▸ Your instructions: Reproduce all of the data exactly.

[begin Supplied records]

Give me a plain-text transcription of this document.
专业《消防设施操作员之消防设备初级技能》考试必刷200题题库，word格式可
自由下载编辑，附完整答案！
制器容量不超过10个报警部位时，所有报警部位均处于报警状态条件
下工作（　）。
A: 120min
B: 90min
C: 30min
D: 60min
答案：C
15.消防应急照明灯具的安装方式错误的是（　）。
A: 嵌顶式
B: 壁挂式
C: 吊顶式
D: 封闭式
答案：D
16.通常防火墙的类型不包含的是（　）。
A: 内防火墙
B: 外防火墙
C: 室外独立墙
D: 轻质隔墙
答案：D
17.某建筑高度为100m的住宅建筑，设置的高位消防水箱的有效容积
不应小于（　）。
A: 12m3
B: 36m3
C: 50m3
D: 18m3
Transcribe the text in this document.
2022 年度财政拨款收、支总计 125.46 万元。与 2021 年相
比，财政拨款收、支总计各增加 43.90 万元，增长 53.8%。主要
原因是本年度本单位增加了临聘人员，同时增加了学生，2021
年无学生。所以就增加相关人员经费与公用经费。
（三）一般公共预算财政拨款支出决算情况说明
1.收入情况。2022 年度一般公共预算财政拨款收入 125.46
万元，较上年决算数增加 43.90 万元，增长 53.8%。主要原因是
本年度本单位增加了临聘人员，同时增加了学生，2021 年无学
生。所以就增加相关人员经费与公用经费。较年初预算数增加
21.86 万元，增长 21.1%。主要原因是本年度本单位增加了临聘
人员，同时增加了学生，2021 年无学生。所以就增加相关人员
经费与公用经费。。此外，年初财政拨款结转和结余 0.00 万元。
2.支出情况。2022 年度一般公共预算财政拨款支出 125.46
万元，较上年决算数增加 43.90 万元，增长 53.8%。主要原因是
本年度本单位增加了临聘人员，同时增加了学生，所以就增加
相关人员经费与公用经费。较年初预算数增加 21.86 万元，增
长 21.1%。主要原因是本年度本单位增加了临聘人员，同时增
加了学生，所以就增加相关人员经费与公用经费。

[end Supplied records]

▸ Problem solution:
Give me a plain-text transcription of this document.
专业《消防设施操作员之消防设备初级技能》考试必刷200题题库，word格式可
自由下载编辑，附完整答案！
制器容量不超过10个报警部位时，所有报警部位均处于报警状态条件
下工作（　）。
A: 120min
B: 90min
C: 30min
D: 60min
答案：C
15.消防应急照明灯具的安装方式错误的是（　）。
A: 嵌顶式
B: 壁挂式
C: 吊顶式
D: 封闭式
答案：D
16.通常防火墙的类型不包含的是（　）。
A: 内防火墙
B: 外防火墙
C: 室外独立墙
D: 轻质隔墙
答案：D
17.某建筑高度为100m的住宅建筑，设置的高位消防水箱的有效容积
不应小于（　）。
A: 12m3
B: 36m3
C: 50m3
D: 18m3
Transcribe the text in this document.
2022 年度财政拨款收、支总计 125.46 万元。与 2021 年相
比，财政拨款收、支总计各增加 43.90 万元，增长 53.8%。主要
原因是本年度本单位增加了临聘人员，同时增加了学生，2021
年无学生。所以就增加相关人员经费与公用经费。
（三）一般公共预算财政拨款支出决算情况说明
1.收入情况。2022 年度一般公共预算财政拨款收入 125.46
万元，较上年决算数增加 43.90 万元，增长 53.8%。主要原因是
本年度本单位增加了临聘人员，同时增加了学生，2021 年无学
生。所以就增加相关人员经费与公用经费。较年初预算数增加
21.86 万元，增长 21.1%。主要原因是本年度本单位增加了临聘
人员，同时增加了学生，2021 年无学生。所以就增加相关人员
经费与公用经费。。此外，年初财政拨款结转和结余 0.00 万元。
2.支出情况。2022 年度一般公共预算财政拨款支出 125.46
万元，较上年决算数增加 43.90 万元，增长 53.8%。主要原因是
本年度本单位增加了临聘人员，同时增加了学生，所以就增加
相关人员经费与公用经费。较年初预算数增加 21.86 万元，增
长 21.1%。主要原因是本年度本单位增加了临聘人员，同时增
加了学生，所以就增加相关人员经费与公用经费。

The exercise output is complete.